:: DATA SUPPLIED ::
###
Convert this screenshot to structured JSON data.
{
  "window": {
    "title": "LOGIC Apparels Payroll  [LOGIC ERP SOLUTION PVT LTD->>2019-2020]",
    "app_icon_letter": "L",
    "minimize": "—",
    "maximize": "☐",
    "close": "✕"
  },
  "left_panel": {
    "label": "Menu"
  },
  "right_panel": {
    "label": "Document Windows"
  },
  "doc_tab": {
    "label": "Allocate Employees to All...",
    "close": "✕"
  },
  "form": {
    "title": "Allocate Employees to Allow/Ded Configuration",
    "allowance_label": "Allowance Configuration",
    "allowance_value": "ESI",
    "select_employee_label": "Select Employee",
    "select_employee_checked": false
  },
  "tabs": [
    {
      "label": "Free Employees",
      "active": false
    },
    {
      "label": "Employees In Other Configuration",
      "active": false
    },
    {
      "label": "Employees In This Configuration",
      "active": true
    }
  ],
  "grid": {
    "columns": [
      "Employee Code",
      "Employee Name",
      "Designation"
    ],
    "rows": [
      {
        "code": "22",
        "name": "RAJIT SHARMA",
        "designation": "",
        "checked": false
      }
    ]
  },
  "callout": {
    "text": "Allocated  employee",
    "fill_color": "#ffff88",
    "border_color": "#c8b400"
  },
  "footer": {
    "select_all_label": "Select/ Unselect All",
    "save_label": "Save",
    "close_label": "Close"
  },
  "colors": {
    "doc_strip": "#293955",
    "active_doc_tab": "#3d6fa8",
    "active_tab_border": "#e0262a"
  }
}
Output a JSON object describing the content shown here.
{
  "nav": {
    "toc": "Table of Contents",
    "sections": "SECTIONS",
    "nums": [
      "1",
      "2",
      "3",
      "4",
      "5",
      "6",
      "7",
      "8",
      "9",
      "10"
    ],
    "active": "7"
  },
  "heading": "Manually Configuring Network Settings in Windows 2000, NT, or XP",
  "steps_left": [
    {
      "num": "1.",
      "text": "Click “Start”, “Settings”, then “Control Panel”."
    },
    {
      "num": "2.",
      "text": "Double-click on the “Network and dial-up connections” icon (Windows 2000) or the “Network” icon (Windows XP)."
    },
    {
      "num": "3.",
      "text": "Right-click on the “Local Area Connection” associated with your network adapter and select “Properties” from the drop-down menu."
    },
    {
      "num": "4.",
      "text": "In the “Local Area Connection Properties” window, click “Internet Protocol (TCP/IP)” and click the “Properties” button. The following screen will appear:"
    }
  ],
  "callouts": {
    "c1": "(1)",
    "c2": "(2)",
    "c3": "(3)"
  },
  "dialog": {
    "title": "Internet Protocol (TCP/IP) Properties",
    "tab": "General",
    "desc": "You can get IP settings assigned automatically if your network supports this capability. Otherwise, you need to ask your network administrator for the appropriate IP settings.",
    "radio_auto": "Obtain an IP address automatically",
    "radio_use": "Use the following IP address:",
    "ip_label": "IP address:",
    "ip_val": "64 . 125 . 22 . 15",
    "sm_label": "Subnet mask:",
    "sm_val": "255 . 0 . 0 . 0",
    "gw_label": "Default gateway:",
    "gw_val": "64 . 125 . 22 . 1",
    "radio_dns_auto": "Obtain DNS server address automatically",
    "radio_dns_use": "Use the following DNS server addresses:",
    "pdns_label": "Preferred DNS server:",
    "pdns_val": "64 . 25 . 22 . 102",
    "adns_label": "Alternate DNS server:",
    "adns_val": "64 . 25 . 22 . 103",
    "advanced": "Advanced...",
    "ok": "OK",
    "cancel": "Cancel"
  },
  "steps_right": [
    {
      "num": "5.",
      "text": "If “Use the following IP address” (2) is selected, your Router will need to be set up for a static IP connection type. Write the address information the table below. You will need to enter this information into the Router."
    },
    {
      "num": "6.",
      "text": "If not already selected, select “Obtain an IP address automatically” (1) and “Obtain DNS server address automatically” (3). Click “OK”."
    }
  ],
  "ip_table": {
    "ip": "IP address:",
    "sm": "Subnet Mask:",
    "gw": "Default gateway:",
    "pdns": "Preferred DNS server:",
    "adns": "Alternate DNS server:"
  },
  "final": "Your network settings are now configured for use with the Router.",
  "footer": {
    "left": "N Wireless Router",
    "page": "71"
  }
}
###
:: WHAT YOU NEED TO DO ::
Print the records above exactly as they appear.

:: RESULT OF THIS TASK ::
Convert this screenshot to structured JSON data.
{
  "window": {
    "title": "LOGIC Apparels Payroll  [LOGIC ERP SOLUTION PVT LTD->>2019-2020]",
    "app_icon_letter": "L",
    "minimize": "—",
    "maximize": "☐",
    "close": "✕"
  },
  "left_panel": {
    "label": "Menu"
  },
  "right_panel": {
    "label": "Document Windows"
  },
  "doc_tab": {
    "label": "Allocate Employees to All...",
    "close": "✕"
  },
  "form": {
    "title": "Allocate Employees to Allow/Ded Configuration",
    "allowance_label": "Allowance Configuration",
    "allowance_value": "ESI",
    "select_employee_label": "Select Employee",
    "select_employee_checked": false
  },
  "tabs": [
    {
      "label": "Free Employees",
      "active": false
    },
    {
      "label": "Employees In Other Configuration",
      "active": false
    },
    {
      "label": "Employees In This Configuration",
      "active": true
    }
  ],
  "grid": {
    "columns": [
      "Employee Code",
      "Employee Name",
      "Designation"
    ],
    "rows": [
      {
        "code": "22",
        "name": "RAJIT SHARMA",
        "designation": "",
        "checked": false
      }
    ]
  },
  "callout": {
    "text": "Allocated  employee",
    "fill_color": "#ffff88",
    "border_color": "#c8b400"
  },
  "footer": {
    "select_all_label": "Select/ Unselect All",
    "save_label": "Save",
    "close_label": "Close"
  },
  "colors": {
    "doc_strip": "#293955",
    "active_doc_tab": "#3d6fa8",
    "active_tab_border": "#e0262a"
  }
}
Output a JSON object describing the content shown here.
{
  "nav": {
    "toc": "Table of Contents",
    "sections": "SECTIONS",
    "nums": [
      "1",
      "2",
      "3",
      "4",
      "5",
      "6",
      "7",
      "8",
      "9",
      "10"
    ],
    "active": "7"
  },
  "heading": "Manually Configuring Network Settings in Windows 2000, NT, or XP",
  "steps_left": [
    {
      "num": "1.",
      "text": "Click “Start”, “Settings”, then “Control Panel”."
    },
    {
      "num": "2.",
      "text": "Double-click on the “Network and dial-up connections” icon (Windows 2000) or the “Network” icon (Windows XP)."
    },
    {
      "num": "3.",
      "text": "Right-click on the “Local Area Connection” associated with your network adapter and select “Properties” from the drop-down menu."
    },
    {
      "num": "4.",
      "text": "In the “Local Area Connection Properties” window, click “Internet Protocol (TCP/IP)” and click the “Properties” button. The following screen will appear:"
    }
  ],
  "callouts": {
    "c1": "(1)",
    "c2": "(2)",
    "c3": "(3)"
  },
  "dialog": {
    "title": "Internet Protocol (TCP/IP) Properties",
    "tab": "General",
    "desc": "You can get IP settings assigned automatically if your network supports this capability. Otherwise, you need to ask your network administrator for the appropriate IP settings.",
    "radio_auto": "Obtain an IP address automatically",
    "radio_use": "Use the following IP address:",
    "ip_label": "IP address:",
    "ip_val": "64 . 125 . 22 . 15",
    "sm_label": "Subnet mask:",
    "sm_val": "255 . 0 . 0 . 0",
    "gw_label": "Default gateway:",
    "gw_val": "64 . 125 . 22 . 1",
    "radio_dns_auto": "Obtain DNS server address automatically",
    "radio_dns_use": "Use the following DNS server addresses:",
    "pdns_label": "Preferred DNS server:",
    "pdns_val": "64 . 25 . 22 . 102",
    "adns_label": "Alternate DNS server:",
    "adns_val": "64 . 25 . 22 . 103",
    "advanced": "Advanced...",
    "ok": "OK",
    "cancel": "Cancel"
  },
  "steps_right": [
    {
      "num": "5.",
      "text": "If “Use the following IP address” (2) is selected, your Router will need to be set up for a static IP connection type. Write the address information the table below. You will need to enter this information into the Router."
    },
    {
      "num": "6.",
      "text": "If not already selected, select “Obtain an IP address automatically” (1) and “Obtain DNS server address automatically” (3). Click “OK”."
    }
  ],
  "ip_table": {
    "ip": "IP address:",
    "sm": "Subnet Mask:",
    "gw": "Default gateway:",
    "pdns": "Preferred DNS server:",
    "adns": "Alternate DNS server:"
  },
  "final": "Your network settings are now configured for use with the Router.",
  "footer": {
    "left": "N Wireless Router",
    "page": "71"
  }
}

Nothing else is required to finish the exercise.